Written tasks —
A. Repeat the passage on Ronald Knox between "Authority played a" and "God's will. (8)", inclusive.
B. Name every book written by Ronald Knox that the passage on Ronald Knox mentions.

Text shown —

----

Englishman Ronald Knox (1888-1957) converted to Catholicism from


Anglicanism in 1917, and was the chaplain at Oxford from 1926 to 1939. In
the 1940s, he translated the Bible, based on the Latin Vulgate, a work,
according to a scholarly Protestant source, "generally agreed to be a
remarkable achievement and among the best of modern renderings" (1). His
many important books include Enthusiasm, Let Dons Delight, The Belief of
Catholics, and God And The Atom. Evelyn Waugh, another convert of great
literary repute, wrote of Knox in the preface of the latter's conversion
autobiography, A Spiritual Aeneid:

He was the most brilliant and versatile churchman of the


English-speaking world . . . At Oxford all the coveted distinctions .
. . came to him as by-products of an exuberant intellectual and social
life . . . There seemed no limit to the prizes, political, academic or
literary, which a smiling world held out to him . . . In him, the
Roman Church had found her most notable English convert since Newman.

Let's follow, then, the highlights of Knox's description of his journey,


from the aforementioned book:

It is not easy for one who has abandoned a point of view . . . to


explain, or even describe, how he came to change his attitude . . .
This book was begun in the week after its author was received . . .
Your religion builds itself up you know not how; some habits of
thought stepped into unconsciously, others imbibed from study, others
acquired by prayer. And beyond that, the whole complex of your
psychology, moulded by innumerable influences not merely religious,
predisposes you this way or that . . . (2)

In regard to orthodoxy, my views when I left Eton were orthodox above


the average; my oracle was G.K. Chesterton (3) - he is so still. (4)

I read . . . Milman's (soundly Protestant) History of Latin


Christianity . . . he comments upon the extraordinary precision with
which, time after time, the Bishops of Rome managed to foresee which
side the Church would eventually take in a controversy, and "plumped"
for it beforehand . . . Each time Rome . . . thinks today what the
world will think tomorrow . . . the Catholic party is the party in
which the Bishop of Rome was, and nothing else . . . The Papacy seemed
to be the thing which medieval Christendom was certain about . . . I
had taken no new intellectual step: I saw the same set of facts, and
my intellect made an entirely different report of them . . . If I was
wrong then, how could I be certain I was not wrong now? . . . In this
intolerable distrust of my own intellectual process I lay, miserable
and inert. (5)

Now, I felt no pull either way, but complete inertia . . . I had


become habituated to indecision, and found in myself no positive
craving for light; the glamour of the Seven Hills had died away. (6)

Authority played a large part in my belief, and I could not now find
that any certain source of authority was available outside the pale of
the Roman Catholic Church . . . I did not crave for infallible
decrees; I wanted to be certain I belonged to that Church of which St.
Paul said proudly, "We have the Mind of Christ" . . . I had a more
exacting idea of what "being inside the Church" meant. (7)
I arranged my rule of life for the retreat . . . about five hours a
day spent in prayer, and one or two more in study . . . Before the end
of my first week, I knew that grace had triumphed . . . I turned away
from the emotional as far as possible, and devoted myself singly to
the resignation of my will to God's will. (8)

----

Data provided —
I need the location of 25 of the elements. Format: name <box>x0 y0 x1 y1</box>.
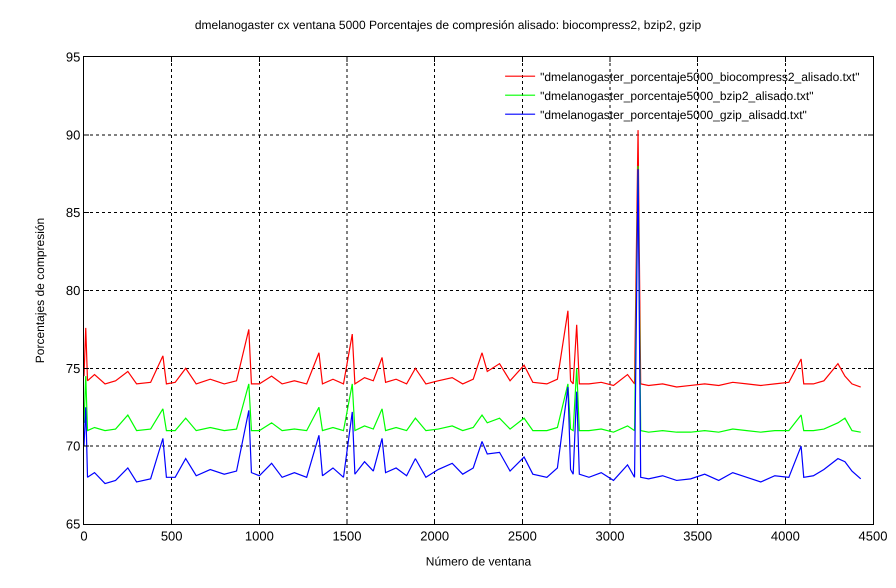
y-tick-label: 65 <box>66 516 80 532</box>
y-axis-title: Porcentajes de compresión <box>33 218 48 364</box>
x-tick-label: 4000 <box>770 528 800 544</box>
x-tick-label: 1000 <box>244 528 274 544</box>
x-tick-label: 2500 <box>508 528 537 544</box>
legend-label: "dmelanogaster_porcentaje5000_gzip_alisado.txt" <box>540 108 807 122</box>
y-tick-label: 95 <box>66 50 80 65</box>
legend-label: "dmelanogaster_porcentaje5000_biocompress2_alisado.txt" <box>540 70 860 84</box>
chart-title: dmelanogaster cx ventana 5000 Porcentajes de compresión alisado: biocompress2, bzip2, gzip <box>194 18 702 32</box>
x-axis-title: Número de ventana <box>426 554 532 568</box>
line-series <box>84 168 862 484</box>
y-tick-label: 90 <box>66 127 80 142</box>
x-tick-label: 1500 <box>332 528 362 544</box>
x-tick-label: 0 <box>80 528 88 544</box>
y-tick-label: 75 <box>66 360 80 376</box>
x-tick-label: 2000 <box>420 528 450 544</box>
y-tick-label: 85 <box>66 205 80 220</box>
x-tick-label: 500 <box>160 528 183 544</box>
legend-label: "dmelanogaster_porcentaje5000_bzip2_alisado.txt" <box>540 88 814 103</box>
y-tick-label: 70 <box>66 438 80 454</box>
x-tick-label: 4500 <box>858 528 888 544</box>
line-series <box>84 130 862 388</box>
x-tick-label: 3000 <box>596 528 624 544</box>
x-tick-label: 3500 <box>683 528 712 544</box>
y-tick-label: 80 <box>66 283 80 298</box>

----

Results of the exercise —
A.
Authority played a large part in my belief, and I could not now find
that any certain source of authority was available outside the pale of
the Roman Catholic Church . . . I did not crave for infallible
decrees; I wanted to be certain I belonged to that Church of which St.
Paul said proudly, "We have the Mind of Christ" . . . I had a more
exacting idea of what "being inside the Church" meant. (7)
I arranged my rule of life for the retreat . . . about five hours a
day spent in prayer, and one or two more in study . . . Before the end
of my first week, I knew that grace had triumphed . . . I turned away
from the emotional as far as possible, and devoted myself singly to
the resignation of my will to God's will. (8)

B.
- Enthusiasm
- Let Dons Delight
- The Belief of Catholics
- God And The Atom
- A Spiritual Aeneid